## PROBLEM DESCRIPTION
Your task is to print all of the material verbatim.

## DATA EXTRACT
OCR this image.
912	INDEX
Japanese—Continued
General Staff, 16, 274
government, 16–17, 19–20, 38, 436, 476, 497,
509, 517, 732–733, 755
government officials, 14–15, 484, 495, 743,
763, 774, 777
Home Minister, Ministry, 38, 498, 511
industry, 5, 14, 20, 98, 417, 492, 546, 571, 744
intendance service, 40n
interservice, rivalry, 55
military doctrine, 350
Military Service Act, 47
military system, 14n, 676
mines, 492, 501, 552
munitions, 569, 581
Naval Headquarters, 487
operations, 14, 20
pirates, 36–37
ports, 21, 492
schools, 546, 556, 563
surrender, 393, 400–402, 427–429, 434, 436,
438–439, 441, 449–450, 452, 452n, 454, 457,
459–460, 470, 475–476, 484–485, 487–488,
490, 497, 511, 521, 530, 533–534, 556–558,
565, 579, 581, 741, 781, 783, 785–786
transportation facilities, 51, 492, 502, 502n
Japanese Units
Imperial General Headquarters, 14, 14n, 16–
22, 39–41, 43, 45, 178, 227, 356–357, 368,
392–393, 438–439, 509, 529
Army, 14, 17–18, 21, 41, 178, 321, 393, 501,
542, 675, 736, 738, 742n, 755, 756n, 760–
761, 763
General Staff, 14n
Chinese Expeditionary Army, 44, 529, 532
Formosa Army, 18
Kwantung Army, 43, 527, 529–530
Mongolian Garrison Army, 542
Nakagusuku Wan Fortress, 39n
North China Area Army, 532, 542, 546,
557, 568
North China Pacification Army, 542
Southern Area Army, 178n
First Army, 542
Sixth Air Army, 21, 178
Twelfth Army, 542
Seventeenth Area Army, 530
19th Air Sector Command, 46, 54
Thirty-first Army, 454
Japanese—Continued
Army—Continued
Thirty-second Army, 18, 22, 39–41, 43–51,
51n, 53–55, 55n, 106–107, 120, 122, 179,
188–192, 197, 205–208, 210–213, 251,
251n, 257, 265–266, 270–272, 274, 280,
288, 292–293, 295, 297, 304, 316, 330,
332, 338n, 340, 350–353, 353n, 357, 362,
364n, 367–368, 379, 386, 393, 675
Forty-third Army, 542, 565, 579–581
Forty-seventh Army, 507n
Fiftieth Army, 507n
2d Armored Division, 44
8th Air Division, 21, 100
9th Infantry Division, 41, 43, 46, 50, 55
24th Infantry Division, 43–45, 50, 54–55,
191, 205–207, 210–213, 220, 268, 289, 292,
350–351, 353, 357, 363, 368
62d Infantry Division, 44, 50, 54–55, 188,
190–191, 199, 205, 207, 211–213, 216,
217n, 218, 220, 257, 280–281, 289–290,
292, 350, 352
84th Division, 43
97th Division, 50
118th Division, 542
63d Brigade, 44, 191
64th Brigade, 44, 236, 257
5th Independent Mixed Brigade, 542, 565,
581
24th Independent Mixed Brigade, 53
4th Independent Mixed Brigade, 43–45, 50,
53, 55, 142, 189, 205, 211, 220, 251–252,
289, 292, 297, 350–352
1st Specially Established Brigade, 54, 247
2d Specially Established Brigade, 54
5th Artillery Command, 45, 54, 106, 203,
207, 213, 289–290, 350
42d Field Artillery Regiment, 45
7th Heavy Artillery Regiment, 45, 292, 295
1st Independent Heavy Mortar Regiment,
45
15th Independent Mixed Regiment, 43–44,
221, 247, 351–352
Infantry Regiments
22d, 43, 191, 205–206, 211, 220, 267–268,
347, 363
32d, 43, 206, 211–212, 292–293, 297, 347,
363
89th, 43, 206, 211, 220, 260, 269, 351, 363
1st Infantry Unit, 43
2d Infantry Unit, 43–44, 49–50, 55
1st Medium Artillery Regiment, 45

## TASK SOLUTION
OCR this image.
912	INDEX
Japanese—Continued
General Staff, 16, 274
government, 16–17, 19–20, 38, 436, 476, 497,
509, 517, 732–733, 755
government officials, 14–15, 484, 495, 743,
763, 774, 777
Home Minister, Ministry, 38, 498, 511
industry, 5, 14, 20, 98, 417, 492, 546, 571, 744
intendance service, 40n
interservice, rivalry, 55
military doctrine, 350
Military Service Act, 47
military system, 14n, 676
mines, 492, 501, 552
munitions, 569, 581
Naval Headquarters, 487
operations, 14, 20
pirates, 36–37
ports, 21, 492
schools, 546, 556, 563
surrender, 393, 400–402, 427–429, 434, 436,
438–439, 441, 449–450, 452, 452n, 454, 457,
459–460, 470, 475–476, 484–485, 487–488,
490, 497, 511, 521, 530, 533–534, 556–558,
565, 579, 581, 741, 781, 783, 785–786
transportation facilities, 51, 492, 502, 502n
Japanese Units
Imperial General Headquarters, 14, 14n, 16–
22, 39–41, 43, 45, 178, 227, 356–357, 368,
392–393, 438–439, 509, 529
Army, 14, 17–18, 21, 41, 178, 321, 393, 501,
542, 675, 736, 738, 742n, 755, 756n, 760–
761, 763
General Staff, 14n
Chinese Expeditionary Army, 44, 529, 532
Formosa Army, 18
Kwantung Army, 43, 527, 529–530
Mongolian Garrison Army, 542
Nakagusuku Wan Fortress, 39n
North China Area Army, 532, 542, 546,
557, 568
North China Pacification Army, 542
Southern Area Army, 178n
First Army, 542
Sixth Air Army, 21, 178
Twelfth Army, 542
Seventeenth Area Army, 530
19th Air Sector Command, 46, 54
Thirty-first Army, 454
Japanese—Continued
Army—Continued
Thirty-second Army, 18, 22, 39–41, 43–51,
51n, 53–55, 55n, 106–107, 120, 122, 179,
188–192, 197, 205–208, 210–213, 251,
251n, 257, 265–266, 270–272, 274, 280,
288, 292–293, 295, 297, 304, 316, 330,
332, 338n, 340, 350–353, 353n, 357, 362,
364n, 367–368, 379, 386, 393, 675
Forty-third Army, 542, 565, 579–581
Forty-seventh Army, 507n
Fiftieth Army, 507n
2d Armored Division, 44
8th Air Division, 21, 100
9th Infantry Division, 41, 43, 46, 50, 55
24th Infantry Division, 43–45, 50, 54–55,
191, 205–207, 210–213, 220, 268, 289, 292,
350–351, 353, 357, 363, 368
62d Infantry Division, 44, 50, 54–55, 188,
190–191, 199, 205, 207, 211–213, 216,
217n, 218, 220, 257, 280–281, 289–290,
292, 350, 352
84th Division, 43
97th Division, 50
118th Division, 542
63d Brigade, 44, 191
64th Brigade, 44, 236, 257
5th Independent Mixed Brigade, 542, 565,
581
24th Independent Mixed Brigade, 53
4th Independent Mixed Brigade, 43–45, 50,
53, 55, 142, 189, 205, 211, 220, 251–252,
289, 292, 297, 350–352
1st Specially Established Brigade, 54, 247
2d Specially Established Brigade, 54
5th Artillery Command, 45, 54, 106, 203,
207, 213, 289–290, 350
42d Field Artillery Regiment, 45
7th Heavy Artillery Regiment, 45, 292, 295
1st Independent Heavy Mortar Regiment,
45
15th Independent Mixed Regiment, 43–44,
221, 247, 351–352
Infantry Regiments
22d, 43, 191, 205–206, 211, 220, 267–268,
347, 363
32d, 43, 206, 211–212, 292–293, 297, 347,
363
89th, 43, 206, 211, 220, 260, 269, 351, 363
1st Infantry Unit, 43
2d Infantry Unit, 43–44, 49–50, 55
1st Medium Artillery Regiment, 45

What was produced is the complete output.